## Given records:
☆ ☆ ☆
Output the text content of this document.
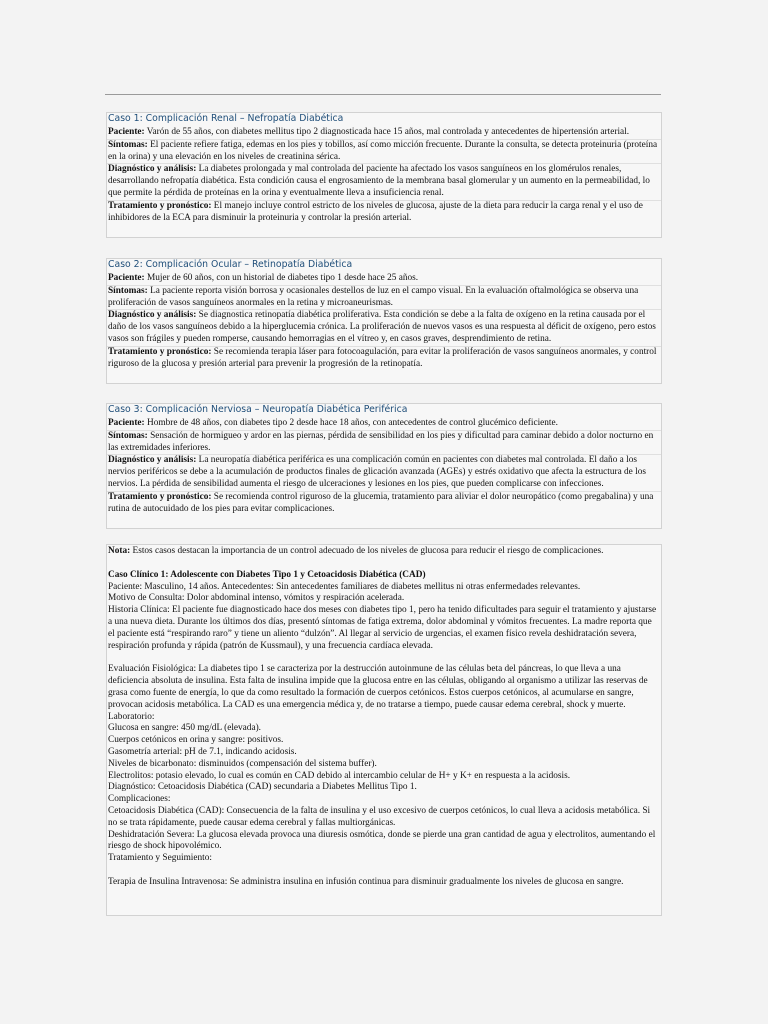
Caso 1: Complicación Renal – Nefropatía Diabética
Paciente: Varón de 55 años, con diabetes mellitus tipo 2 diagnosticada hace 15 años, mal controlada y antecedentes de hipertensión arterial.
Síntomas: El paciente refiere fatiga, edemas en los pies y tobillos, así como micción frecuente. Durante la consulta, se detecta proteinuria (proteína en la orina) y una elevación en los niveles de creatinina sérica.
Diagnóstico y análisis: La diabetes prolongada y mal controlada del paciente ha afectado los vasos sanguíneos en los glomérulos renales, desarrollando nefropatía diabética. Esta condición causa el engrosamiento de la membrana basal glomerular y un aumento en la permeabilidad, lo que permite la pérdida de proteínas en la orina y eventualmente lleva a insuficiencia renal.
Tratamiento y pronóstico: El manejo incluye control estricto de los niveles de glucosa, ajuste de la dieta para reducir la carga renal y el uso de inhibidores de la ECA para disminuir la proteinuria y controlar la presión arterial.
Caso 2: Complicación Ocular – Retinopatía Diabética
Paciente: Mujer de 60 años, con un historial de diabetes tipo 1 desde hace 25 años.
Síntomas: La paciente reporta visión borrosa y ocasionales destellos de luz en el campo visual. En la evaluación oftalmológica se observa una proliferación de vasos sanguíneos anormales en la retina y microaneurismas.
Diagnóstico y análisis: Se diagnostica retinopatía diabética proliferativa. Esta condición se debe a la falta de oxígeno en la retina causada por el daño de los vasos sanguíneos debido a la hiperglucemia crónica. La proliferación de nuevos vasos es una respuesta al déficit de oxígeno, pero estos vasos son frágiles y pueden romperse, causando hemorragias en el vítreo y, en casos graves, desprendimiento de retina.
Tratamiento y pronóstico: Se recomienda terapia láser para fotocoagulación, para evitar la proliferación de vasos sanguíneos anormales, y control riguroso de la glucosa y presión arterial para prevenir la progresión de la retinopatía.
Caso 3: Complicación Nerviosa – Neuropatía Diabética Periférica
Paciente: Hombre de 48 años, con diabetes tipo 2 desde hace 18 años, con antecedentes de control glucémico deficiente.
Síntomas: Sensación de hormigueo y ardor en las piernas, pérdida de sensibilidad en los pies y dificultad para caminar debido a dolor nocturno en las extremidades inferiores.
Diagnóstico y análisis: La neuropatía diabética periférica es una complicación común en pacientes con diabetes mal controlada. El daño a los nervios periféricos se debe a la acumulación de productos finales de glicación avanzada (AGEs) y estrés oxidativo que afecta la estructura de los nervios. La pérdida de sensibilidad aumenta el riesgo de ulceraciones y lesiones en los pies, que pueden complicarse con infecciones.
Tratamiento y pronóstico: Se recomienda control riguroso de la glucemia, tratamiento para aliviar el dolor neuropático (como pregabalina) y una rutina de autocuidado de los pies para evitar complicaciones.

Nota: Estos casos destacan la importancia de un control adecuado de los niveles de glucosa para reducir el riesgo de complicaciones.

Caso Clínico 1: Adolescente con Diabetes Tipo 1 y Cetoacidosis Diabética (CAD)

Paciente: Masculino, 14 años. Antecedentes: Sin antecedentes familiares de diabetes mellitus ni otras enfermedades relevantes.

Motivo de Consulta: Dolor abdominal intenso, vómitos y respiración acelerada.

Historia Clínica: El paciente fue diagnosticado hace dos meses con diabetes tipo 1, pero ha tenido dificultades para seguir el tratamiento y ajustarse a una nueva dieta. Durante los últimos dos días, presentó síntomas de fatiga extrema, dolor abdominal y vómitos frecuentes. La madre reporta que el paciente está “respirando raro” y tiene un aliento “dulzón”. Al llegar al servicio de urgencias, el examen físico revela deshidratación severa, respiración profunda y rápida (patrón de Kussmaul), y una frecuencia cardíaca elevada.

Evaluación Fisiológica: La diabetes tipo 1 se caracteriza por la destrucción autoinmune de las células beta del páncreas, lo que lleva a una deficiencia absoluta de insulina. Esta falta de insulina impide que la glucosa entre en las células, obligando al organismo a utilizar las reservas de grasa como fuente de energía, lo que da como resultado la formación de cuerpos cetónicos. Estos cuerpos cetónicos, al acumularse en sangre, provocan acidosis metabólica. La CAD es una emergencia médica y, de no tratarse a tiempo, puede causar edema cerebral, shock y muerte.

Laboratorio:

Glucosa en sangre: 450 mg/dL (elevada).

Cuerpos cetónicos en orina y sangre: positivos.

Gasometría arterial: pH de 7.1, indicando acidosis.

Niveles de bicarbonato: disminuidos (compensación del sistema buffer).

Electrolitos: potasio elevado, lo cual es común en CAD debido al intercambio celular de H+ y K+ en respuesta a la acidosis.

Diagnóstico: Cetoacidosis Diabética (CAD) secundaria a Diabetes Mellitus Tipo 1.

Complicaciones:

Cetoacidosis Diabética (CAD): Consecuencia de la falta de insulina y el uso excesivo de cuerpos cetónicos, lo cual lleva a acidosis metabólica. Si no se trata rápidamente, puede causar edema cerebral y fallas multiorgánicas.

Deshidratación Severa: La glucosa elevada provoca una diuresis osmótica, donde se pierde una gran cantidad de agua y electrolitos, aumentando el riesgo de shock hipovolémico.

Tratamiento y Seguimiento:

Terapia de Insulina Intravenosa: Se administra insulina en infusión continua para disminuir gradualmente los niveles de glucosa en sangre.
☆ ☆ ☆
## Your instructions:
Pull out every line above that holds the word "presión".

## Response box:
Tratamiento y pronóstico: El manejo incluye control estricto de los niveles de glucosa, ajuste de la dieta para reducir la carga renal y el uso de inhibidores de la ECA para disminuir la proteinuria y controlar la presión arterial.
Tratamiento y pronóstico: Se recomienda terapia láser para fotocoagulación, para evitar la proliferación de vasos sanguíneos anormales, y control riguroso de la glucosa y presión arterial para prevenir la progresión de la retinopatía.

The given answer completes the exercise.